### PROBLEM DESCRIPTION
Repeat the full listing below verbatim and keep the images out.

-*-*-

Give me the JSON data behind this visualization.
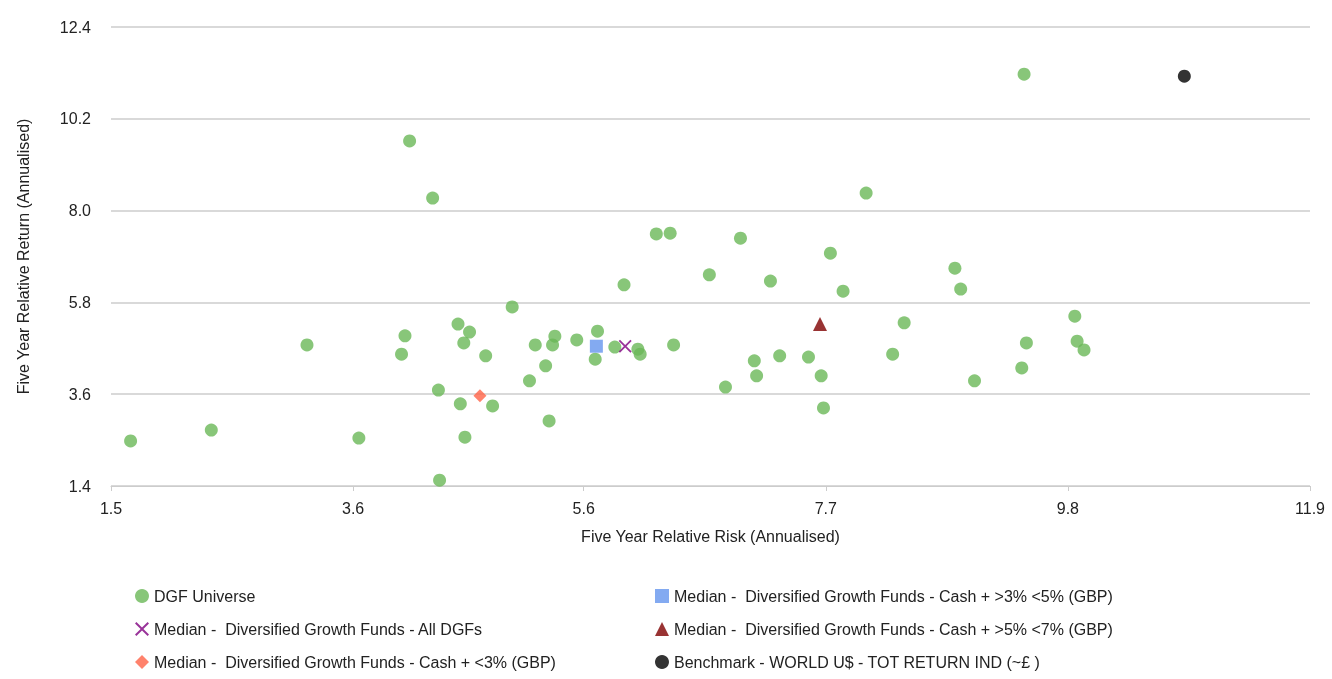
{
  "chart_data": {
    "type": "scatter",
    "xlabel": "Five Year Relative Risk (Annualised)",
    "ylabel": "Five Year Relative Return (Annualised)",
    "xlim": [
      1.5,
      11.9
    ],
    "xticks": [
      1.5,
      3.6,
      5.6,
      7.7,
      9.8,
      11.9
    ],
    "ylim": [
      1.4,
      12.4
    ],
    "yticks": [
      1.4,
      3.6,
      5.8,
      {
        "value": 8,
        "label": "8.0"
      },
      10.2,
      12.4
    ],
    "grid": "y",
    "legend": "bottom",
    "series": [
      {
        "name": "DGF Universe",
        "color": "#6ab858",
        "marker": "circle",
        "x": [
          1.67,
          2.37,
          3.2,
          3.65,
          4.02,
          4.05,
          4.09,
          4.29,
          4.34,
          4.35,
          4.51,
          4.53,
          4.56,
          4.57,
          4.61,
          4.75,
          4.81,
          4.98,
          5.13,
          5.18,
          5.27,
          5.3,
          5.33,
          5.35,
          5.54,
          5.7,
          5.72,
          5.87,
          5.95,
          6.07,
          6.09,
          6.23,
          6.35,
          6.38,
          6.69,
          6.83,
          6.96,
          7.08,
          7.1,
          7.22,
          7.3,
          7.55,
          7.66,
          7.68,
          7.74,
          7.85,
          8.05,
          8.28,
          8.38,
          8.82,
          8.87,
          8.99,
          9.4,
          9.42,
          9.44,
          9.86,
          9.88,
          9.94
        ],
        "values": [
          2.48,
          2.74,
          4.78,
          2.55,
          4.56,
          5.0,
          9.67,
          8.3,
          3.7,
          1.54,
          5.28,
          3.37,
          4.83,
          2.57,
          5.09,
          4.52,
          3.32,
          5.69,
          3.92,
          4.78,
          4.28,
          2.96,
          4.78,
          4.99,
          4.9,
          4.44,
          5.11,
          4.73,
          6.22,
          4.68,
          4.56,
          7.44,
          7.46,
          4.78,
          6.46,
          3.77,
          7.34,
          4.4,
          4.04,
          6.31,
          4.52,
          4.49,
          4.04,
          3.27,
          6.98,
          6.07,
          8.42,
          4.56,
          5.31,
          6.62,
          6.12,
          3.92,
          4.23,
          11.27,
          4.83,
          5.47,
          4.87,
          4.66
        ]
      },
      {
        "name": "Median -  Diversified Growth Funds - All DGFs",
        "color": "#800080",
        "marker": "cross",
        "x": [
          5.96
        ],
        "values": [
          4.75
        ]
      },
      {
        "name": "Median -  Diversified Growth Funds - Cash + <3% (GBP)",
        "color": "#ff6347",
        "marker": "diamond",
        "x": [
          4.7
        ],
        "values": [
          3.56
        ]
      },
      {
        "name": "Median -  Diversified Growth Funds - Cash + >3% <5% (GBP)",
        "color": "#6495ed",
        "marker": "square",
        "x": [
          5.71
        ],
        "values": [
          4.75
        ]
      },
      {
        "name": "Median -  Diversified Growth Funds - Cash + >5% <7% (GBP)",
        "color": "#800000",
        "marker": "triangle",
        "x": [
          7.65
        ],
        "values": [
          5.28
        ]
      },
      {
        "name": "Benchmark - WORLD U$ - TOT RETURN IND (~£ )",
        "color": "#000000",
        "marker": "circle",
        "x": [
          10.81
        ],
        "values": [
          11.22
        ]
      }
    ]
  }
}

-*-*-

### CORRECT ANSWER
Give me the JSON data behind this visualization.
{
  "chart_data": {
    "type": "scatter",
    "xlabel": "Five Year Relative Risk (Annualised)",
    "ylabel": "Five Year Relative Return (Annualised)",
    "xlim": [
      1.5,
      11.9
    ],
    "xticks": [
      1.5,
      3.6,
      5.6,
      7.7,
      9.8,
      11.9
    ],
    "ylim": [
      1.4,
      12.4
    ],
    "yticks": [
      1.4,
      3.6,
      5.8,
      {
        "value": 8,
        "label": "8.0"
      },
      10.2,
      12.4
    ],
    "grid": "y",
    "legend": "bottom",
    "series": [
      {
        "name": "DGF Universe",
        "color": "#6ab858",
        "marker": "circle",
        "x": [
          1.67,
          2.37,
          3.2,
          3.65,
          4.02,
          4.05,
          4.09,
          4.29,
          4.34,
          4.35,
          4.51,
          4.53,
          4.56,
          4.57,
          4.61,
          4.75,
          4.81,
          4.98,
          5.13,
          5.18,
          5.27,
          5.3,
          5.33,
          5.35,
          5.54,
          5.7,
          5.72,
          5.87,
          5.95,
          6.07,
          6.09,
          6.23,
          6.35,
          6.38,
          6.69,
          6.83,
          6.96,
          7.08,
          7.1,
          7.22,
          7.3,
          7.55,
          7.66,
          7.68,
          7.74,
          7.85,
          8.05,
          8.28,
          8.38,
          8.82,
          8.87,
          8.99,
          9.4,
          9.42,
          9.44,
          9.86,
          9.88,
          9.94
        ],
        "values": [
          2.48,
          2.74,
          4.78,
          2.55,
          4.56,
          5.0,
          9.67,
          8.3,
          3.7,
          1.54,
          5.28,
          3.37,
          4.83,
          2.57,
          5.09,
          4.52,
          3.32,
          5.69,
          3.92,
          4.78,
          4.28,
          2.96,
          4.78,
          4.99,
          4.9,
          4.44,
          5.11,
          4.73,
          6.22,
          4.68,
          4.56,
          7.44,
          7.46,
          4.78,
          6.46,
          3.77,
          7.34,
          4.4,
          4.04,
          6.31,
          4.52,
          4.49,
          4.04,
          3.27,
          6.98,
          6.07,
          8.42,
          4.56,
          5.31,
          6.62,
          6.12,
          3.92,
          4.23,
          11.27,
          4.83,
          5.47,
          4.87,
          4.66
        ]
      },
      {
        "name": "Median -  Diversified Growth Funds - All DGFs",
        "color": "#800080",
        "marker": "cross",
        "x": [
          5.96
        ],
        "values": [
          4.75
        ]
      },
      {
        "name": "Median -  Diversified Growth Funds - Cash + <3% (GBP)",
        "color": "#ff6347",
        "marker": "diamond",
        "x": [
          4.7
        ],
        "values": [
          3.56
        ]
      },
      {
        "name": "Median -  Diversified Growth Funds - Cash + >3% <5% (GBP)",
        "color": "#6495ed",
        "marker": "square",
        "x": [
          5.71
        ],
        "values": [
          4.75
        ]
      },
      {
        "name": "Median -  Diversified Growth Funds - Cash + >5% <7% (GBP)",
        "color": "#800000",
        "marker": "triangle",
        "x": [
          7.65
        ],
        "values": [
          5.28
        ]
      },
      {
        "name": "Benchmark - WORLD U$ - TOT RETURN IND (~£ )",
        "color": "#000000",
        "marker": "circle",
        "x": [
          10.81
        ],
        "values": [
          11.22
        ]
      }
    ]
  }
}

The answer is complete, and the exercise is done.